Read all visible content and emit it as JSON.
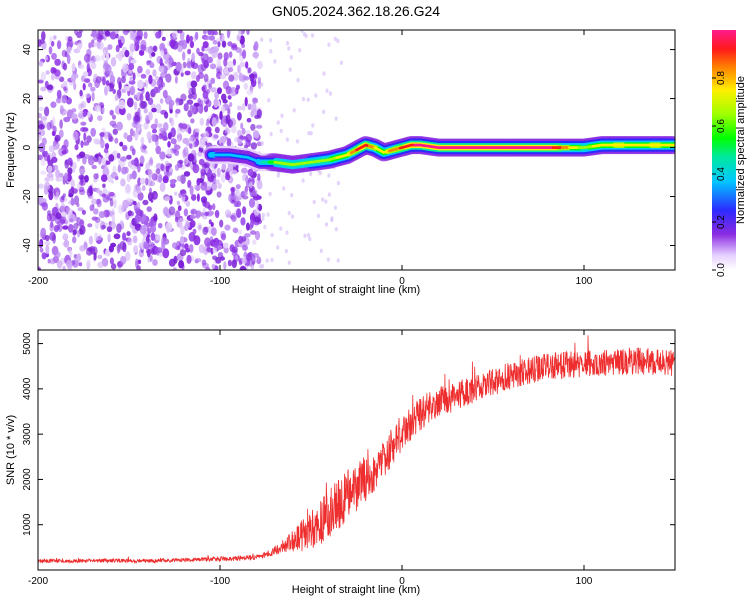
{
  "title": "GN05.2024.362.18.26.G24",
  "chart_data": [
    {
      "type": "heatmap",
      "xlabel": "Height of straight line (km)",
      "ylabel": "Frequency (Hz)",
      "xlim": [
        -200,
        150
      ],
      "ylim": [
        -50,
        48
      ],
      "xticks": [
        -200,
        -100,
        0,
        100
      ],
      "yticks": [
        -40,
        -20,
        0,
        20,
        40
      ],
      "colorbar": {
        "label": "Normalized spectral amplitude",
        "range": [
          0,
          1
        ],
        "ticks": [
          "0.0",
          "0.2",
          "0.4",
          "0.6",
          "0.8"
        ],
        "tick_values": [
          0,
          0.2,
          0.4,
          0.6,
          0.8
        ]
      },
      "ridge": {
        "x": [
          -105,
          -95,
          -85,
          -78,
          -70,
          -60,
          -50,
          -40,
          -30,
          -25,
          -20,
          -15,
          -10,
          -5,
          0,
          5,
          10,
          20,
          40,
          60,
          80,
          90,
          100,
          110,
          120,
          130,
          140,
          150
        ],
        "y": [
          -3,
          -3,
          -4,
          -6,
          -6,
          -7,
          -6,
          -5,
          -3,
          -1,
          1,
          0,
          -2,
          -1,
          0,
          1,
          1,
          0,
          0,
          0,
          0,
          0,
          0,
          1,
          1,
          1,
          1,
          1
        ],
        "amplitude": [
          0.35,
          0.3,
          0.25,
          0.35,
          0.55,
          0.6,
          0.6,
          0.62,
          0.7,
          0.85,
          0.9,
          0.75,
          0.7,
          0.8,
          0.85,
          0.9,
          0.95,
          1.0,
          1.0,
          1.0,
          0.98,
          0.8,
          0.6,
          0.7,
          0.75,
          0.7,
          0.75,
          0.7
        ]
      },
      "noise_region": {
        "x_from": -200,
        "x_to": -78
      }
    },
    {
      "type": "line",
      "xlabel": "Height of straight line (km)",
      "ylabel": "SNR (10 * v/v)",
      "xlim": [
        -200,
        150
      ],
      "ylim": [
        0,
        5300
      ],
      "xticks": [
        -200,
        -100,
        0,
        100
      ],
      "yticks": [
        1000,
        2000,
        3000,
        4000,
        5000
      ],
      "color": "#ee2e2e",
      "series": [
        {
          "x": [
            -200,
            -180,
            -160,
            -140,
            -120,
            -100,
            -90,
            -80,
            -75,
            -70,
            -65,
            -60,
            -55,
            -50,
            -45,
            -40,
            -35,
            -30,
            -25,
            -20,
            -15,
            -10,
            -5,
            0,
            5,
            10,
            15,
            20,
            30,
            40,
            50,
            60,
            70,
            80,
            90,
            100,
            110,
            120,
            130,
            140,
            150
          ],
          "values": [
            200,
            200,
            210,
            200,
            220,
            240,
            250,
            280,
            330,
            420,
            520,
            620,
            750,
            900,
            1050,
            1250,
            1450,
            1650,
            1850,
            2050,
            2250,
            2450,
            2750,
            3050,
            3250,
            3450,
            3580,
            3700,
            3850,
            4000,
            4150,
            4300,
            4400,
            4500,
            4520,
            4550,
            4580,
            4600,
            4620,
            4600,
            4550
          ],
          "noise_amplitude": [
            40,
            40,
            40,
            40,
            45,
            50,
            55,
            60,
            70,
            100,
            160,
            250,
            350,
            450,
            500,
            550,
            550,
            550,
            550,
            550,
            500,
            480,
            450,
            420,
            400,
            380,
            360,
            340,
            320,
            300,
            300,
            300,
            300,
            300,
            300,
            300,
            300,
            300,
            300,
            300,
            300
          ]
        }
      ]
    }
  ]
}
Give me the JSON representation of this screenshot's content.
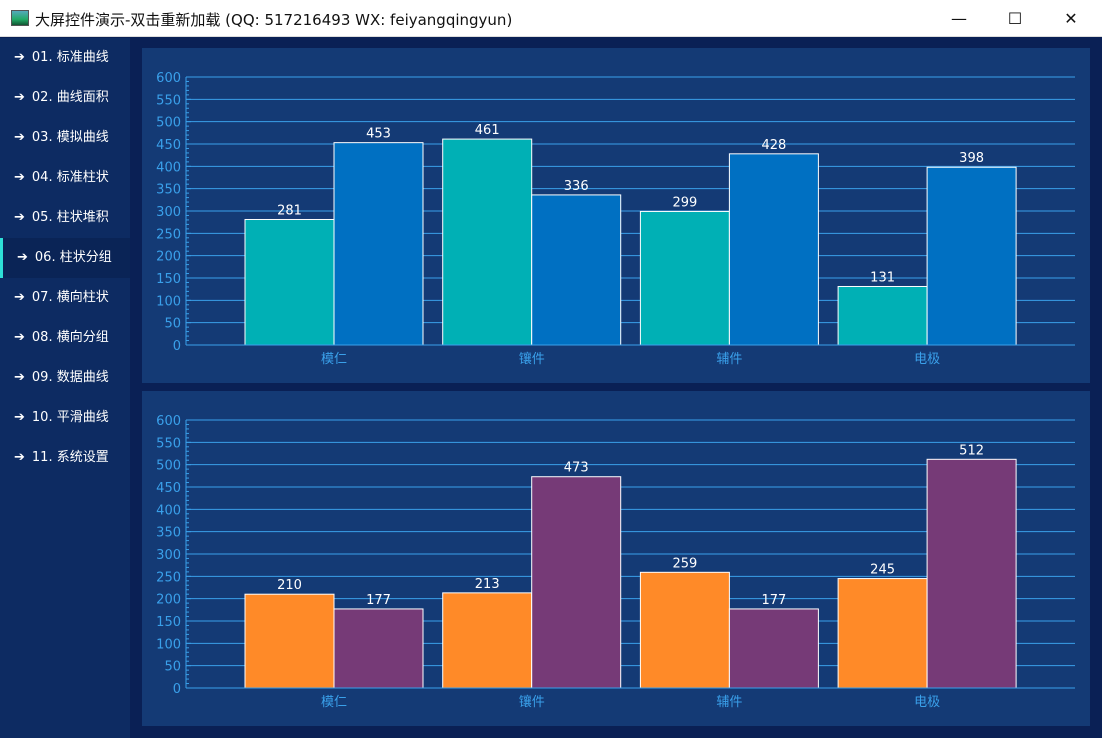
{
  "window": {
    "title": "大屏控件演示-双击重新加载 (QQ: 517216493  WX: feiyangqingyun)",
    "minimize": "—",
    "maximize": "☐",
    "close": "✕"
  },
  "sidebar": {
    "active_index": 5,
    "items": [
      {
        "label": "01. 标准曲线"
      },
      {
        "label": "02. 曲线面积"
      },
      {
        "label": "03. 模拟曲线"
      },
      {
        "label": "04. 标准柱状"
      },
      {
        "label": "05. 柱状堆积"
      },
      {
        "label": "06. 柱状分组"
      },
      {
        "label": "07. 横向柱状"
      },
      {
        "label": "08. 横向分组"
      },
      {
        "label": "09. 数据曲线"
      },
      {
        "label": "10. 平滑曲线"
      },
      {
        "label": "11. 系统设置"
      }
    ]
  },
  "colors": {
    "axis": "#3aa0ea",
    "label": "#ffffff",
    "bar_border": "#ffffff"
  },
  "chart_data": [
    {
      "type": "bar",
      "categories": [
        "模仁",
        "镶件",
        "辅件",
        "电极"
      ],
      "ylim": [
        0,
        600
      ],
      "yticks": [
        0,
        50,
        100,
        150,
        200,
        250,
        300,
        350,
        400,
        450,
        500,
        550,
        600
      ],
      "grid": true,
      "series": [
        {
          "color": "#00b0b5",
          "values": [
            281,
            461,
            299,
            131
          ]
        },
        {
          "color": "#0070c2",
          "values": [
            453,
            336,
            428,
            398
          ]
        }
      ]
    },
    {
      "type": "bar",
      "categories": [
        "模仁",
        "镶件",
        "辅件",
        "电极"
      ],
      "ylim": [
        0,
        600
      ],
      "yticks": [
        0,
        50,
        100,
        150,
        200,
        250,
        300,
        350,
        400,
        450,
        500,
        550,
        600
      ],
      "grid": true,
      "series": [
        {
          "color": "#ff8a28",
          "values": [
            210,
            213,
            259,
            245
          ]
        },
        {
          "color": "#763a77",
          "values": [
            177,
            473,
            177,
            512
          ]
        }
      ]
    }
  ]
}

---+---

# [WHAT YOU HAVE TO DO]
Quote the records in full and exactly; skip any image.

# [TASK RESPONSE]
Read all visible content and emit it as JSON.
{
  "title": "GN05.2024.362.18.26.G24",
  "chart_data": [
    {
      "type": "heatmap",
      "xlabel": "Height of straight line (km)",
      "ylabel": "Frequency (Hz)",
      "xlim": [
        -200,
        150
      ],
      "ylim": [
        -50,
        48
      ],
      "xticks": [
        -200,
        -100,
        0,
        100
      ],
      "yticks": [
        -40,
        -20,
        0,
        20,
        40
      ],
      "colorbar": {
        "label": "Normalized spectral amplitude",
        "range": [
          0,
          1
        ],
        "ticks": [
          "0.0",
          "0.2",
          "0.4",
          "0.6",
          "0.8"
        ],
        "tick_values": [
          0,
          0.2,
          0.4,
          0.6,
          0.8
        ]
      },
      "ridge": {
        "x": [
          -105,
          -95,
          -85,
          -78,
          -70,
          -60,
          -50,
          -40,
          -30,
          -25,
          -20,
          -15,
          -10,
          -5,
          0,
          5,
          10,
          20,
          40,
          60,
          80,
          90,
          100,
          110,
          120,
          130,
          140,
          150
        ],
        "y": [
          -3,
          -3,
          -4,
          -6,
          -6,
          -7,
          -6,
          -5,
          -3,
          -1,
          1,
          0,
          -2,
          -1,
          0,
          1,
          1,
          0,
          0,
          0,
          0,
          0,
          0,
          1,
          1,
          1,
          1,
          1
        ],
        "amplitude": [
          0.35,
          0.3,
          0.25,
          0.35,
          0.55,
          0.6,
          0.6,
          0.62,
          0.7,
          0.85,
          0.9,
          0.75,
          0.7,
          0.8,
          0.85,
          0.9,
          0.95,
          1.0,
          1.0,
          1.0,
          0.98,
          0.8,
          0.6,
          0.7,
          0.75,
          0.7,
          0.75,
          0.7
        ]
      },
      "noise_region": {
        "x_from": -200,
        "x_to": -78
      }
    },
    {
      "type": "line",
      "xlabel": "Height of straight line (km)",
      "ylabel": "SNR (10 * v/v)",
      "xlim": [
        -200,
        150
      ],
      "ylim": [
        0,
        5300
      ],
      "xticks": [
        -200,
        -100,
        0,
        100
      ],
      "yticks": [
        1000,
        2000,
        3000,
        4000,
        5000
      ],
      "color": "#ee2e2e",
      "series": [
        {
          "x": [
            -200,
            -180,
            -160,
            -140,
            -120,
            -100,
            -90,
            -80,
            -75,
            -70,
            -65,
            -60,
            -55,
            -50,
            -45,
            -40,
            -35,
            -30,
            -25,
            -20,
            -15,
            -10,
            -5,
            0,
            5,
            10,
            15,
            20,
            30,
            40,
            50,
            60,
            70,
            80,
            90,
            100,
            110,
            120,
            130,
            140,
            150
          ],
          "values": [
            200,
            200,
            210,
            200,
            220,
            240,
            250,
            280,
            330,
            420,
            520,
            620,
            750,
            900,
            1050,
            1250,
            1450,
            1650,
            1850,
            2050,
            2250,
            2450,
            2750,
            3050,
            3250,
            3450,
            3580,
            3700,
            3850,
            4000,
            4150,
            4300,
            4400,
            4500,
            4520,
            4550,
            4580,
            4600,
            4620,
            4600,
            4550
          ],
          "noise_amplitude": [
            40,
            40,
            40,
            40,
            45,
            50,
            55,
            60,
            70,
            100,
            160,
            250,
            350,
            450,
            500,
            550,
            550,
            550,
            550,
            550,
            500,
            480,
            450,
            420,
            400,
            380,
            360,
            340,
            320,
            300,
            300,
            300,
            300,
            300,
            300,
            300,
            300,
            300,
            300,
            300,
            300
          ]
        }
      ]
    }
  ]
}
Give me the JSON representation of this screenshot's content.
{
  "window": {
    "title": "大屏控件演示-双击重新加载 (QQ: 517216493  WX: feiyangqingyun)",
    "minimize": "—",
    "maximize": "☐",
    "close": "✕"
  },
  "sidebar": {
    "active_index": 5,
    "items": [
      {
        "label": "01. 标准曲线"
      },
      {
        "label": "02. 曲线面积"
      },
      {
        "label": "03. 模拟曲线"
      },
      {
        "label": "04. 标准柱状"
      },
      {
        "label": "05. 柱状堆积"
      },
      {
        "label": "06. 柱状分组"
      },
      {
        "label": "07. 横向柱状"
      },
      {
        "label": "08. 横向分组"
      },
      {
        "label": "09. 数据曲线"
      },
      {
        "label": "10. 平滑曲线"
      },
      {
        "label": "11. 系统设置"
      }
    ]
  },
  "colors": {
    "axis": "#3aa0ea",
    "label": "#ffffff",
    "bar_border": "#ffffff"
  },
  "chart_data": [
    {
      "type": "bar",
      "categories": [
        "模仁",
        "镶件",
        "辅件",
        "电极"
      ],
      "ylim": [
        0,
        600
      ],
      "yticks": [
        0,
        50,
        100,
        150,
        200,
        250,
        300,
        350,
        400,
        450,
        500,
        550,
        600
      ],
      "grid": true,
      "series": [
        {
          "color": "#00b0b5",
          "values": [
            281,
            461,
            299,
            131
          ]
        },
        {
          "color": "#0070c2",
          "values": [
            453,
            336,
            428,
            398
          ]
        }
      ]
    },
    {
      "type": "bar",
      "categories": [
        "模仁",
        "镶件",
        "辅件",
        "电极"
      ],
      "ylim": [
        0,
        600
      ],
      "yticks": [
        0,
        50,
        100,
        150,
        200,
        250,
        300,
        350,
        400,
        450,
        500,
        550,
        600
      ],
      "grid": true,
      "series": [
        {
          "color": "#ff8a28",
          "values": [
            210,
            213,
            259,
            245
          ]
        },
        {
          "color": "#763a77",
          "values": [
            177,
            473,
            177,
            512
          ]
        }
      ]
    }
  ]
}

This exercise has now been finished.